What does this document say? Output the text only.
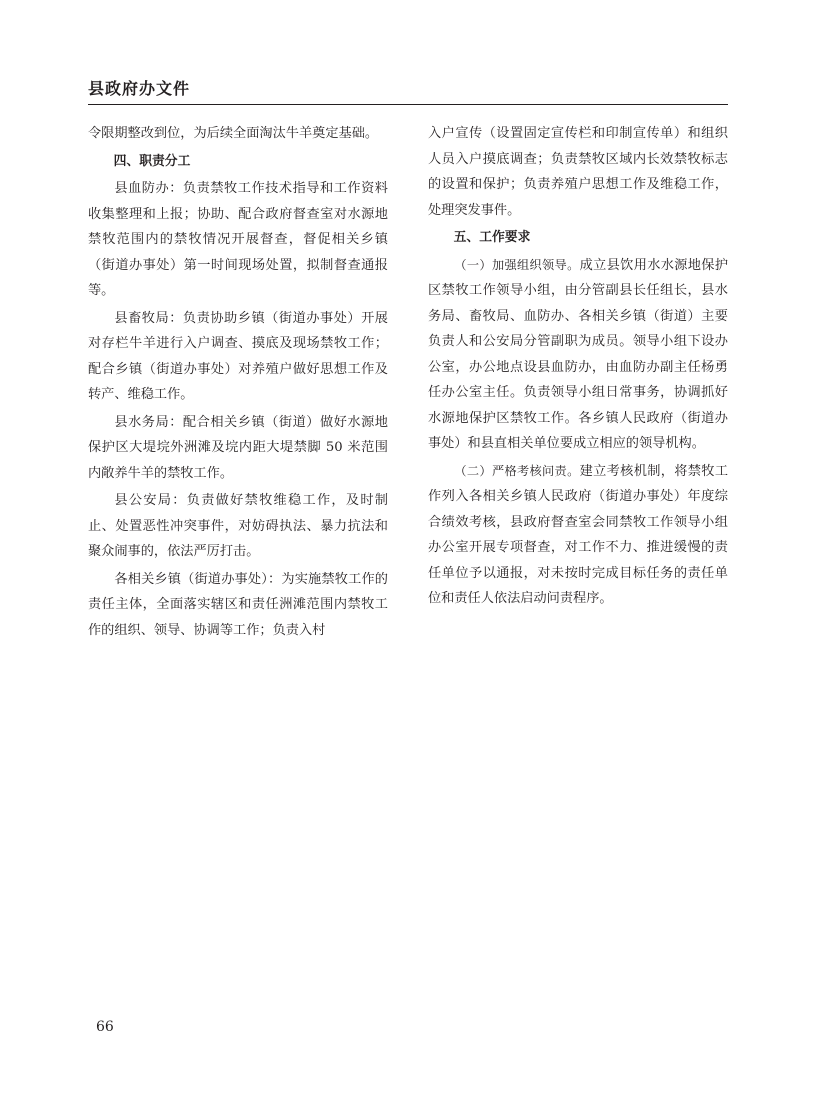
县政府办文件

令限期整改到位，为后续全面淘汰牛羊奠定基础。

四、职责分工

县血防办：负责禁牧工作技术指导和工作资料收集整理和上报；协助、配合政府督查室对水源地禁牧范围内的禁牧情况开展督查，督促相关乡镇（街道办事处）第一时间现场处置，拟制督查通报等。

县畜牧局：负责协助乡镇（街道办事处）开展对存栏牛羊进行入户调查、摸底及现场禁牧工作；配合乡镇（街道办事处）对养殖户做好思想工作及转产、维稳工作。

县水务局：配合相关乡镇（街道）做好水源地保护区大堤垸外洲滩及垸内距大堤禁脚 50 米范围内敞养牛羊的禁牧工作。

县公安局：负责做好禁牧维稳工作，及时制止、处置恶性冲突事件，对妨碍执法、暴力抗法和聚众闹事的，依法严厉打击。

各相关乡镇（街道办事处）：为实施禁牧工作的责任主体，全面落实辖区和责任洲滩范围内禁牧工作的组织、领导、协调等工作；负责入村

入户宣传（设置固定宣传栏和印制宣传单）和组织人员入户摸底调查；负责禁牧区域内长效禁牧标志的设置和保护；负责养殖户思想工作及维稳工作，处理突发事件。

五、工作要求

（一）加强组织领导。成立县饮用水水源地保护区禁牧工作领导小组，由分管副县长任组长，县水务局、畜牧局、血防办、各相关乡镇（街道）主要负责人和公安局分管副职为成员。领导小组下设办公室，办公地点设县血防办，由血防办副主任杨勇任办公室主任。负责领导小组日常事务，协调抓好水源地保护区禁牧工作。各乡镇人民政府（街道办事处）和县直相关单位要成立相应的领导机构。

（二）严格考核问责。建立考核机制，将禁牧工作列入各相关乡镇人民政府（街道办事处）年度综合绩效考核，县政府督查室会同禁牧工作领导小组办公室开展专项督查，对工作不力、推进缓慢的责任单位予以通报，对未按时完成目标任务的责任单位和责任人依法启动问责程序。

66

Exercise aim:
Print the records above exactly as they stand, but leave out the pictures.

Result below:
What does this document say? Output the text only.
县政府办文件

令限期整改到位，为后续全面淘汰牛羊奠定基础。

四、职责分工

县血防办：负责禁牧工作技术指导和工作资料收集整理和上报；协助、配合政府督查室对水源地禁牧范围内的禁牧情况开展督查，督促相关乡镇（街道办事处）第一时间现场处置，拟制督查通报等。

县畜牧局：负责协助乡镇（街道办事处）开展对存栏牛羊进行入户调查、摸底及现场禁牧工作；配合乡镇（街道办事处）对养殖户做好思想工作及转产、维稳工作。

县水务局：配合相关乡镇（街道）做好水源地保护区大堤垸外洲滩及垸内距大堤禁脚 50 米范围内敞养牛羊的禁牧工作。

县公安局：负责做好禁牧维稳工作，及时制止、处置恶性冲突事件，对妨碍执法、暴力抗法和聚众闹事的，依法严厉打击。

各相关乡镇（街道办事处）：为实施禁牧工作的责任主体，全面落实辖区和责任洲滩范围内禁牧工作的组织、领导、协调等工作；负责入村

入户宣传（设置固定宣传栏和印制宣传单）和组织人员入户摸底调查；负责禁牧区域内长效禁牧标志的设置和保护；负责养殖户思想工作及维稳工作，处理突发事件。

五、工作要求

（一）加强组织领导。成立县饮用水水源地保护区禁牧工作领导小组，由分管副县长任组长，县水务局、畜牧局、血防办、各相关乡镇（街道）主要负责人和公安局分管副职为成员。领导小组下设办公室，办公地点设县血防办，由血防办副主任杨勇任办公室主任。负责领导小组日常事务，协调抓好水源地保护区禁牧工作。各乡镇人民政府（街道办事处）和县直相关单位要成立相应的领导机构。

（二）严格考核问责。建立考核机制，将禁牧工作列入各相关乡镇人民政府（街道办事处）年度综合绩效考核，县政府督查室会同禁牧工作领导小组办公室开展专项督查，对工作不力、推进缓慢的责任单位予以通报，对未按时完成目标任务的责任单位和责任人依法启动问责程序。

66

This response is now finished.